**Description of the task**
Write the records out again, keeping each line exactly as it is.

**Input material**
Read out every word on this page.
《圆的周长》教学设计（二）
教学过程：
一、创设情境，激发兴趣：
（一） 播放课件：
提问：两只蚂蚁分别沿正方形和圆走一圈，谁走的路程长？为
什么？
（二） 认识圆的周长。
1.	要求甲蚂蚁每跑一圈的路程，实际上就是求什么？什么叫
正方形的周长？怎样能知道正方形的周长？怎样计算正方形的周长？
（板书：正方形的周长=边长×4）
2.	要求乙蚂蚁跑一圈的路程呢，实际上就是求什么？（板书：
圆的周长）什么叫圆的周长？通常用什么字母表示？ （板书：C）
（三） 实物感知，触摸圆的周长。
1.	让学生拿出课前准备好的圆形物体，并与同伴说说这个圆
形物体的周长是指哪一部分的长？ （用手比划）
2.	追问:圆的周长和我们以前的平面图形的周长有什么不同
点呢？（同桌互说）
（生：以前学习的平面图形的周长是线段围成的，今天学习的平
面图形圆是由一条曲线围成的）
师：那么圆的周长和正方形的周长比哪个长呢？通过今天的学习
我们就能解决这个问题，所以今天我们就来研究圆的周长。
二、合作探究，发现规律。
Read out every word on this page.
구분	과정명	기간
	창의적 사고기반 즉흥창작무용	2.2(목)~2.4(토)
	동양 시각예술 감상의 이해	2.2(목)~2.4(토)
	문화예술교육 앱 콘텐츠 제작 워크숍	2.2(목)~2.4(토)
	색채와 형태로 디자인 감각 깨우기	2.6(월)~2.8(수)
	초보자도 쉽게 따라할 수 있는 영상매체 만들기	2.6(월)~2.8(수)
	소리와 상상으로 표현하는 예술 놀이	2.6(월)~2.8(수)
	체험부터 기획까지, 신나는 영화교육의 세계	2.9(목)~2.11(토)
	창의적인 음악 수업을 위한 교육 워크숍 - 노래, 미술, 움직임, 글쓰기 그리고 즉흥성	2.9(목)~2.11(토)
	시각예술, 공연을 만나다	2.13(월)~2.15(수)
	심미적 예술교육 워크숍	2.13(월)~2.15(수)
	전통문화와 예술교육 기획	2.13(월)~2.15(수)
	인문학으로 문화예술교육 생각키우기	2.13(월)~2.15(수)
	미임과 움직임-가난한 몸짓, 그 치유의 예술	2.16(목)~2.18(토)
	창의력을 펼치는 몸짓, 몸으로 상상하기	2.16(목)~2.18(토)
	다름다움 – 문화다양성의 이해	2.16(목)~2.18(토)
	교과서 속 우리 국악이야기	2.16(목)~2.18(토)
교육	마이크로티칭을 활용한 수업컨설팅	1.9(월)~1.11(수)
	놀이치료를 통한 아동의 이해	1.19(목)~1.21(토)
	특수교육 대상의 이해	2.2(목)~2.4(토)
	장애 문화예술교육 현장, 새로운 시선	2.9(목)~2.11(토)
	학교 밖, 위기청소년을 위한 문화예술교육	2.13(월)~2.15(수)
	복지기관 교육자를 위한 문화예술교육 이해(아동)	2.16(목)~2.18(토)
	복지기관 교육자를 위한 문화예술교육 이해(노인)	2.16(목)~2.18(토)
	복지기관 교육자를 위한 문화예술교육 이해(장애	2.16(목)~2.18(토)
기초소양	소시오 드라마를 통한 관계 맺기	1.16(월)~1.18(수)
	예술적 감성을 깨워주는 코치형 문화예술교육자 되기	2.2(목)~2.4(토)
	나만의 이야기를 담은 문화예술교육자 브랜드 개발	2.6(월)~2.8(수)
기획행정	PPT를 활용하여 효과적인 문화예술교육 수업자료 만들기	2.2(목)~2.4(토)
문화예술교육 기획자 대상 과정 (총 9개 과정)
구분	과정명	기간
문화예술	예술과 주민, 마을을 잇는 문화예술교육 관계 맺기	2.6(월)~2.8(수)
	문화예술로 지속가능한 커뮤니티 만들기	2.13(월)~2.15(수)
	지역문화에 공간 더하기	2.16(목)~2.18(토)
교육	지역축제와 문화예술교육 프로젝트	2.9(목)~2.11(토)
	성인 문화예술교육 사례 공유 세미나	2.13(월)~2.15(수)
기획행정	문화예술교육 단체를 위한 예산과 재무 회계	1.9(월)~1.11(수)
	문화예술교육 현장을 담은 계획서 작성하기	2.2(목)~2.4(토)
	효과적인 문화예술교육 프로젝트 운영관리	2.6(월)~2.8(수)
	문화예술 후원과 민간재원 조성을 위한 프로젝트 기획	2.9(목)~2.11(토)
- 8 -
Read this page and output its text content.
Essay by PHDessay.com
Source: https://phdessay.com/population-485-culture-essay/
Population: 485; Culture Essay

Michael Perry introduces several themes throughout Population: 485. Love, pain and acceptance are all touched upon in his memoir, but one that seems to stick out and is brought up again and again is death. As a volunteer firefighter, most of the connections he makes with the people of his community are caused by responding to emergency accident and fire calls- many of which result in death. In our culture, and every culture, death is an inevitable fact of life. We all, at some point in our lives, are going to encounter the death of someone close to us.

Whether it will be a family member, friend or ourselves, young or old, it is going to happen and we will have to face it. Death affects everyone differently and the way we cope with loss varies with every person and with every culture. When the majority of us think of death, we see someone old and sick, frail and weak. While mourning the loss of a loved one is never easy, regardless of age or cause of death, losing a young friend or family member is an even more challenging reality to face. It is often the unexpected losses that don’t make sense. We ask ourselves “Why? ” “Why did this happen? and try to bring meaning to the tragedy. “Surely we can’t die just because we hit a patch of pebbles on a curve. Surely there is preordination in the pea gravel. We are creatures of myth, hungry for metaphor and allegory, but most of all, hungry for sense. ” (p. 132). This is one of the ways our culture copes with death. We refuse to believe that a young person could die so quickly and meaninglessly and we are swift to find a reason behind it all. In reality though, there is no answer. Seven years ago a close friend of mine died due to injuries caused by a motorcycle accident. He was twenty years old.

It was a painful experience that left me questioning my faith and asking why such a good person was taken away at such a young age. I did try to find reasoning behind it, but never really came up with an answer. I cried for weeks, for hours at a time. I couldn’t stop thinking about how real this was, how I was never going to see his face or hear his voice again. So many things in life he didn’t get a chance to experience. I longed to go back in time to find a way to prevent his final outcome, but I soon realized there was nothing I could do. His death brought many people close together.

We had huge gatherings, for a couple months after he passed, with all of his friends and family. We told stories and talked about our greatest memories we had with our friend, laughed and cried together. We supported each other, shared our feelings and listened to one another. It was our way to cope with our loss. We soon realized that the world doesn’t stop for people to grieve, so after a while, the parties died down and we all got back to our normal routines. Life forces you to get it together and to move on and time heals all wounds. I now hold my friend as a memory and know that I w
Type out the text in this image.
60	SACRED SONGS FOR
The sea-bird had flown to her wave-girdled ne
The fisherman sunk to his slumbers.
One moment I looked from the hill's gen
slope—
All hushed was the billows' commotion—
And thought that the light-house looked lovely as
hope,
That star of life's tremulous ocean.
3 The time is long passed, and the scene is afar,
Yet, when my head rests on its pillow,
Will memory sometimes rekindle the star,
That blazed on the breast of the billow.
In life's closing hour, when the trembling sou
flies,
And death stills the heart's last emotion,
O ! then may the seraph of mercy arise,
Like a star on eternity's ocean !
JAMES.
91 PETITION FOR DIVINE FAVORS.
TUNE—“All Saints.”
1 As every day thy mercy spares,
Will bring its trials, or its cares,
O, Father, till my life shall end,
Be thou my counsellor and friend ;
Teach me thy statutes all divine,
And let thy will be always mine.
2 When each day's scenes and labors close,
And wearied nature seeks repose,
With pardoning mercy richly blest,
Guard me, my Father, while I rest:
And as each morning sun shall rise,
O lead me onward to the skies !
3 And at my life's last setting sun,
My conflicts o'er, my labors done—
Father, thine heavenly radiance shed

**Full output**
Read out every word on this page.
《圆的周长》教学设计（二）
教学过程：
一、创设情境，激发兴趣：
（一） 播放课件：
提问：两只蚂蚁分别沿正方形和圆走一圈，谁走的路程长？为
什么？
（二） 认识圆的周长。
1.	要求甲蚂蚁每跑一圈的路程，实际上就是求什么？什么叫
正方形的周长？怎样能知道正方形的周长？怎样计算正方形的周长？
（板书：正方形的周长=边长×4）
2.	要求乙蚂蚁跑一圈的路程呢，实际上就是求什么？（板书：
圆的周长）什么叫圆的周长？通常用什么字母表示？ （板书：C）
（三） 实物感知，触摸圆的周长。
1.	让学生拿出课前准备好的圆形物体，并与同伴说说这个圆
形物体的周长是指哪一部分的长？ （用手比划）
2.	追问:圆的周长和我们以前的平面图形的周长有什么不同
点呢？（同桌互说）
（生：以前学习的平面图形的周长是线段围成的，今天学习的平
面图形圆是由一条曲线围成的）
师：那么圆的周长和正方形的周长比哪个长呢？通过今天的学习
我们就能解决这个问题，所以今天我们就来研究圆的周长。
二、合作探究，发现规律。
Read out every word on this page.
구분	과정명	기간
	창의적 사고기반 즉흥창작무용	2.2(목)~2.4(토)
	동양 시각예술 감상의 이해	2.2(목)~2.4(토)
	문화예술교육 앱 콘텐츠 제작 워크숍	2.2(목)~2.4(토)
	색채와 형태로 디자인 감각 깨우기	2.6(월)~2.8(수)
	초보자도 쉽게 따라할 수 있는 영상매체 만들기	2.6(월)~2.8(수)
	소리와 상상으로 표현하는 예술 놀이	2.6(월)~2.8(수)
	체험부터 기획까지, 신나는 영화교육의 세계	2.9(목)~2.11(토)
	창의적인 음악 수업을 위한 교육 워크숍 - 노래, 미술, 움직임, 글쓰기 그리고 즉흥성	2.9(목)~2.11(토)
	시각예술, 공연을 만나다	2.13(월)~2.15(수)
	심미적 예술교육 워크숍	2.13(월)~2.15(수)
	전통문화와 예술교육 기획	2.13(월)~2.15(수)
	인문학으로 문화예술교육 생각키우기	2.13(월)~2.15(수)
	미임과 움직임-가난한 몸짓, 그 치유의 예술	2.16(목)~2.18(토)
	창의력을 펼치는 몸짓, 몸으로 상상하기	2.16(목)~2.18(토)
	다름다움 – 문화다양성의 이해	2.16(목)~2.18(토)
	교과서 속 우리 국악이야기	2.16(목)~2.18(토)
교육	마이크로티칭을 활용한 수업컨설팅	1.9(월)~1.11(수)
	놀이치료를 통한 아동의 이해	1.19(목)~1.21(토)
	특수교육 대상의 이해	2.2(목)~2.4(토)
	장애 문화예술교육 현장, 새로운 시선	2.9(목)~2.11(토)
	학교 밖, 위기청소년을 위한 문화예술교육	2.13(월)~2.15(수)
	복지기관 교육자를 위한 문화예술교육 이해(아동)	2.16(목)~2.18(토)
	복지기관 교육자를 위한 문화예술교육 이해(노인)	2.16(목)~2.18(토)
	복지기관 교육자를 위한 문화예술교육 이해(장애	2.16(목)~2.18(토)
기초소양	소시오 드라마를 통한 관계 맺기	1.16(월)~1.18(수)
	예술적 감성을 깨워주는 코치형 문화예술교육자 되기	2.2(목)~2.4(토)
	나만의 이야기를 담은 문화예술교육자 브랜드 개발	2.6(월)~2.8(수)
기획행정	PPT를 활용하여 효과적인 문화예술교육 수업자료 만들기	2.2(목)~2.4(토)
문화예술교육 기획자 대상 과정 (총 9개 과정)
구분	과정명	기간
문화예술	예술과 주민, 마을을 잇는 문화예술교육 관계 맺기	2.6(월)~2.8(수)
	문화예술로 지속가능한 커뮤니티 만들기	2.13(월)~2.15(수)
	지역문화에 공간 더하기	2.16(목)~2.18(토)
교육	지역축제와 문화예술교육 프로젝트	2.9(목)~2.11(토)
	성인 문화예술교육 사례 공유 세미나	2.13(월)~2.15(수)
기획행정	문화예술교육 단체를 위한 예산과 재무 회계	1.9(월)~1.11(수)
	문화예술교육 현장을 담은 계획서 작성하기	2.2(목)~2.4(토)
	효과적인 문화예술교육 프로젝트 운영관리	2.6(월)~2.8(수)
	문화예술 후원과 민간재원 조성을 위한 프로젝트 기획	2.9(목)~2.11(토)
- 8 -
Read this page and output its text content.
Essay by PHDessay.com
Source: https://phdessay.com/population-485-culture-essay/
Population: 485; Culture Essay

Michael Perry introduces several themes throughout Population: 485. Love, pain and acceptance are all touched upon in his memoir, but one that seems to stick out and is brought up again and again is death. As a volunteer firefighter, most of the connections he makes with the people of his community are caused by responding to emergency accident and fire calls- many of which result in death. In our culture, and every culture, death is an inevitable fact of life. We all, at some point in our lives, are going to encounter the death of someone close to us.

Whether it will be a family member, friend or ourselves, young or old, it is going to happen and we will have to face it. Death affects everyone differently and the way we cope with loss varies with every person and with every culture. When the majority of us think of death, we see someone old and sick, frail and weak. While mourning the loss of a loved one is never easy, regardless of age or cause of death, losing a young friend or family member is an even more challenging reality to face. It is often the unexpected losses that don’t make sense. We ask ourselves “Why? ” “Why did this happen? and try to bring meaning to the tragedy. “Surely we can’t die just because we hit a patch of pebbles on a curve. Surely there is preordination in the pea gravel. We are creatures of myth, hungry for metaphor and allegory, but most of all, hungry for sense. ” (p. 132). This is one of the ways our culture copes with death. We refuse to believe that a young person could die so quickly and meaninglessly and we are swift to find a reason behind it all. In reality though, there is no answer. Seven years ago a close friend of mine died due to injuries caused by a motorcycle accident. He was twenty years old.

It was a painful experience that left me questioning my faith and asking why such a good person was taken away at such a young age. I did try to find reasoning behind it, but never really came up with an answer. I cried for weeks, for hours at a time. I couldn’t stop thinking about how real this was, how I was never going to see his face or hear his voice again. So many things in life he didn’t get a chance to experience. I longed to go back in time to find a way to prevent his final outcome, but I soon realized there was nothing I could do. His death brought many people close together.

We had huge gatherings, for a couple months after he passed, with all of his friends and family. We told stories and talked about our greatest memories we had with our friend, laughed and cried together. We supported each other, shared our feelings and listened to one another. It was our way to cope with our loss. We soon realized that the world doesn’t stop for people to grieve, so after a while, the parties died down and we all got back to our normal routines. Life forces you to get it together and to move on and time heals all wounds. I now hold my friend as a memory and know that I w
Type out the text in this image.
60	SACRED SONGS FOR
The sea-bird had flown to her wave-girdled ne
The fisherman sunk to his slumbers.
One moment I looked from the hill's gen
slope—
All hushed was the billows' commotion—
And thought that the light-house looked lovely as
hope,
That star of life's tremulous ocean.
3 The time is long passed, and the scene is afar,
Yet, when my head rests on its pillow,
Will memory sometimes rekindle the star,
That blazed on the breast of the billow.
In life's closing hour, when the trembling sou
flies,
And death stills the heart's last emotion,
O ! then may the seraph of mercy arise,
Like a star on eternity's ocean !
JAMES.
91 PETITION FOR DIVINE FAVORS.
TUNE—“All Saints.”
1 As every day thy mercy spares,
Will bring its trials, or its cares,
O, Father, till my life shall end,
Be thou my counsellor and friend ;
Teach me thy statutes all divine,
And let thy will be always mine.
2 When each day's scenes and labors close,
And wearied nature seeks repose,
With pardoning mercy richly blest,
Guard me, my Father, while I rest:
And as each morning sun shall rise,
O lead me onward to the skies !
3 And at my life's last setting sun,
My conflicts o'er, my labors done—
Father, thine heavenly radiance shed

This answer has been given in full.